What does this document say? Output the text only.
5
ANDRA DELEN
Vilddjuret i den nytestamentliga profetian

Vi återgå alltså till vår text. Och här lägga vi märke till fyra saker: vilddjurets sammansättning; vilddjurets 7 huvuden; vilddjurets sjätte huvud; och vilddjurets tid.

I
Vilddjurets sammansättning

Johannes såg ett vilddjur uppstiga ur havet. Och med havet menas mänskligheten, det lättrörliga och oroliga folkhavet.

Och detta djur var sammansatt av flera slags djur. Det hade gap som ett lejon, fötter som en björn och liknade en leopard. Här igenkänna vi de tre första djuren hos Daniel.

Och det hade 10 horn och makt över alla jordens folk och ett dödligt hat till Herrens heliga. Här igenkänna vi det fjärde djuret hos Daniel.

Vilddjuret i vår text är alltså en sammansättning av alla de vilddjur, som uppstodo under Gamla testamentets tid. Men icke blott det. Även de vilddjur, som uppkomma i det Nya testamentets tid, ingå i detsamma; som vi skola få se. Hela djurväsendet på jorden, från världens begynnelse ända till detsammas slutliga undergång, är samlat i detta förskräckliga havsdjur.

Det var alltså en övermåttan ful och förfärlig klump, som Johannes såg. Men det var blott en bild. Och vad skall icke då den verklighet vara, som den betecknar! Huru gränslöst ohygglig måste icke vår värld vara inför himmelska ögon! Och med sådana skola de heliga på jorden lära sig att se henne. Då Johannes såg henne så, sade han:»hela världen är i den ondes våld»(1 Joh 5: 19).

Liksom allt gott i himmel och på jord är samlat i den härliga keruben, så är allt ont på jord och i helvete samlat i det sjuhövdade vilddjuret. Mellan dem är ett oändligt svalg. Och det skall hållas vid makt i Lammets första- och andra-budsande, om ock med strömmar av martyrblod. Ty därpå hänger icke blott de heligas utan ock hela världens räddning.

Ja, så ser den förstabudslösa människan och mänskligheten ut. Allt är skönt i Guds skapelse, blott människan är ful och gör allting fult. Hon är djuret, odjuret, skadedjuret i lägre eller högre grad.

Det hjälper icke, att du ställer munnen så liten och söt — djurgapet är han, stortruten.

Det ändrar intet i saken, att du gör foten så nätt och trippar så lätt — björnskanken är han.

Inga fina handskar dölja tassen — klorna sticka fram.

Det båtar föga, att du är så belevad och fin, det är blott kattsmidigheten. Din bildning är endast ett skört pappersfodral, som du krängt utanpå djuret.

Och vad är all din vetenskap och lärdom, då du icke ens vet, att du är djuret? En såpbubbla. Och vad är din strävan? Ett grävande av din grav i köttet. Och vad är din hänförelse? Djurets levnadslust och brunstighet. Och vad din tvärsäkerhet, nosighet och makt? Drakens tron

▬▬▬▬▬▬▬▬▬▬

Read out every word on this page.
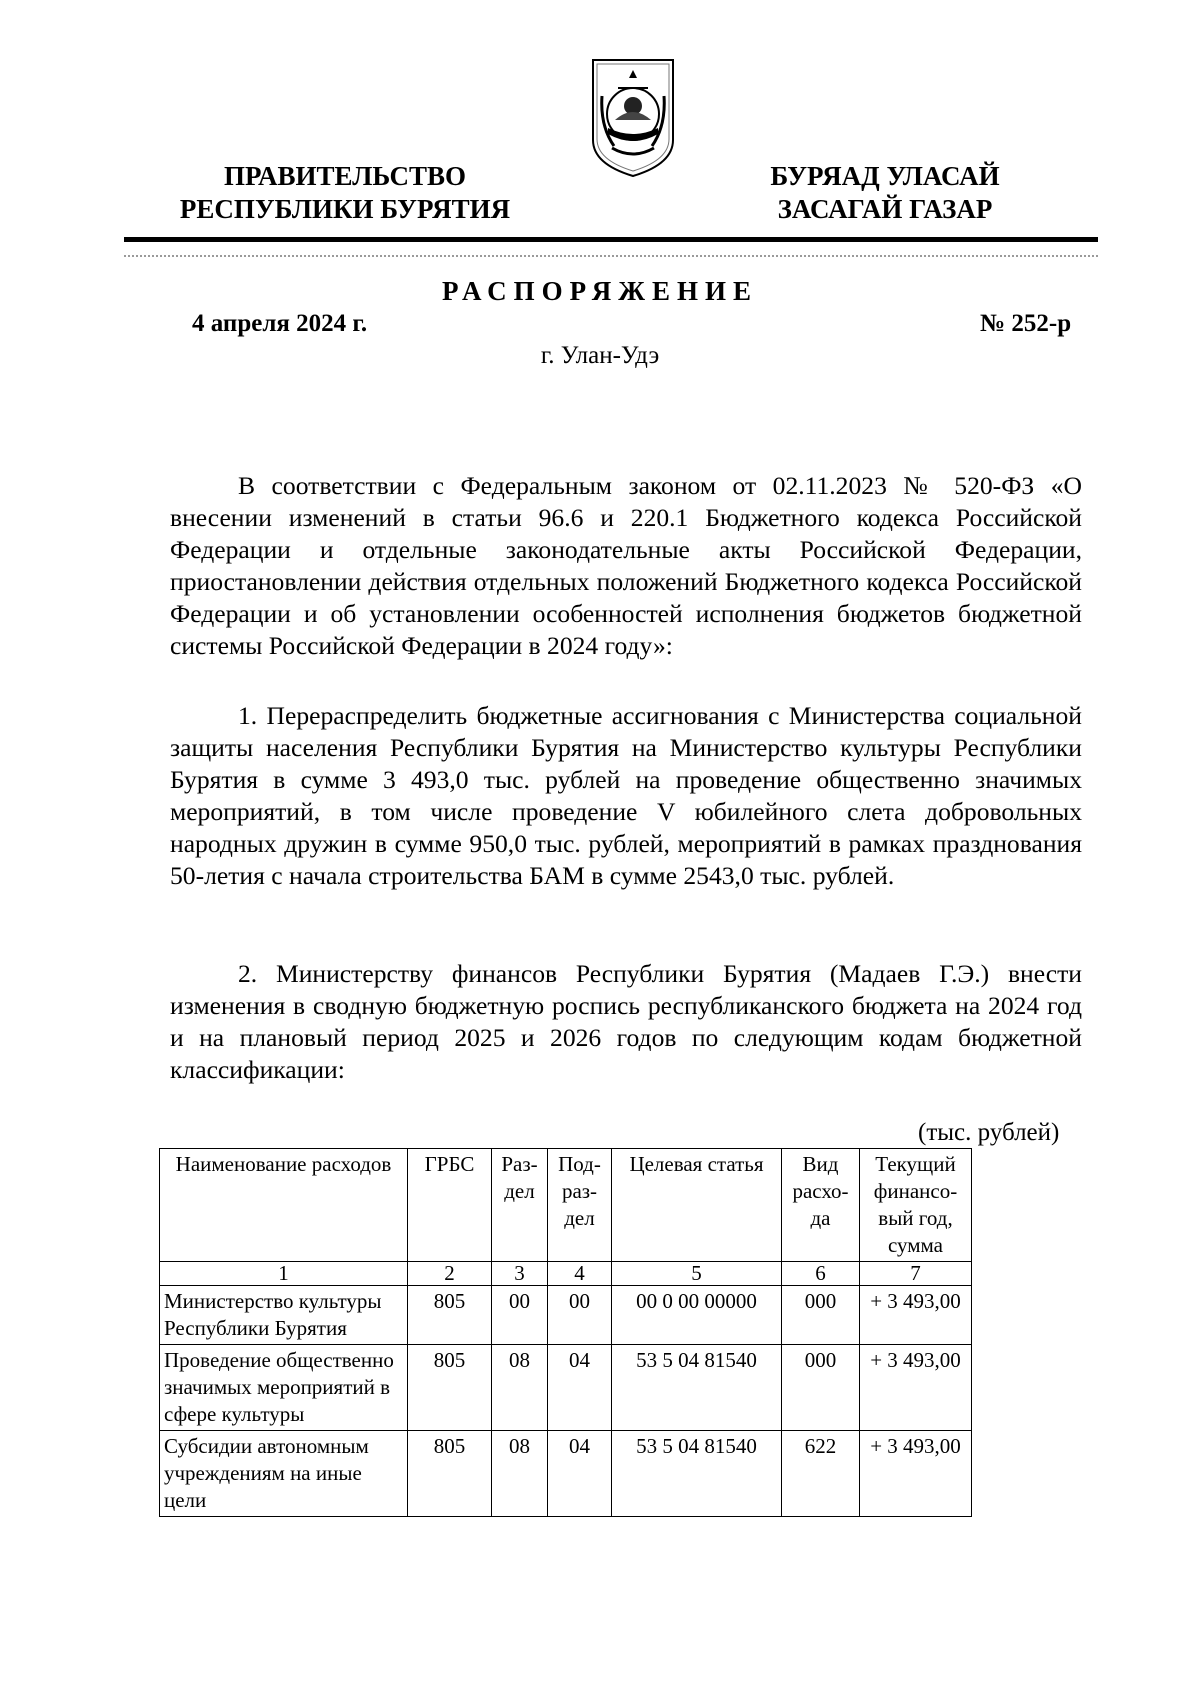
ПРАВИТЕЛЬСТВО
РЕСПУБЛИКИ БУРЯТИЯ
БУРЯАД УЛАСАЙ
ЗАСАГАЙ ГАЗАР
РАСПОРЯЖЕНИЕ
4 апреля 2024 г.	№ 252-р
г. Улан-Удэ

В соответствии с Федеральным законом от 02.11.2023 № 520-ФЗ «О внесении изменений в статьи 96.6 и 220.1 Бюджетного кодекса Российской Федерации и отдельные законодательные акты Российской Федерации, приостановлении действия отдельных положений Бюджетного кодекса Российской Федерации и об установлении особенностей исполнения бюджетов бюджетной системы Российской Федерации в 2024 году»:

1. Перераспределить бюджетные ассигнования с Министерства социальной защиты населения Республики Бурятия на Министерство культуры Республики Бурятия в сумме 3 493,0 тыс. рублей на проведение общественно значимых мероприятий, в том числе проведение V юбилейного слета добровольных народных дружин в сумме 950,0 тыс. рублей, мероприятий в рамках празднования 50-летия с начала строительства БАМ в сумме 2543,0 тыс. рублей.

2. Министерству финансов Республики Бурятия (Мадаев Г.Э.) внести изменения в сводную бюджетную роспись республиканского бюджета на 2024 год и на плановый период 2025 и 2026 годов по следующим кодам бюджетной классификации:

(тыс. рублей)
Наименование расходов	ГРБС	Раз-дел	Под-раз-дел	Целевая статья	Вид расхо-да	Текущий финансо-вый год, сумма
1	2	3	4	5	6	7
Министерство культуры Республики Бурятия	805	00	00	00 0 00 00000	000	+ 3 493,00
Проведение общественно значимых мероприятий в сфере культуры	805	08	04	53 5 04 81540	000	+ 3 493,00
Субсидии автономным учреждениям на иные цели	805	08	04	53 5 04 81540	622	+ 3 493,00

▬▬▬▬▬▬▬▬▬▬

● **What you should do**
Find and copy each line above that includes the string "igenkänna".

● **Exercise response**
Och detta djur var sammansatt av flera slags djur. Det hade gap som ett lejon, fötter som en björn och liknade en leopard. Här igenkänna vi de tre första djuren hos Daniel.
Och det hade 10 horn och makt över alla jordens folk och ett dödligt hat till Herrens heliga. Här igenkänna vi det fjärde djuret hos Daniel.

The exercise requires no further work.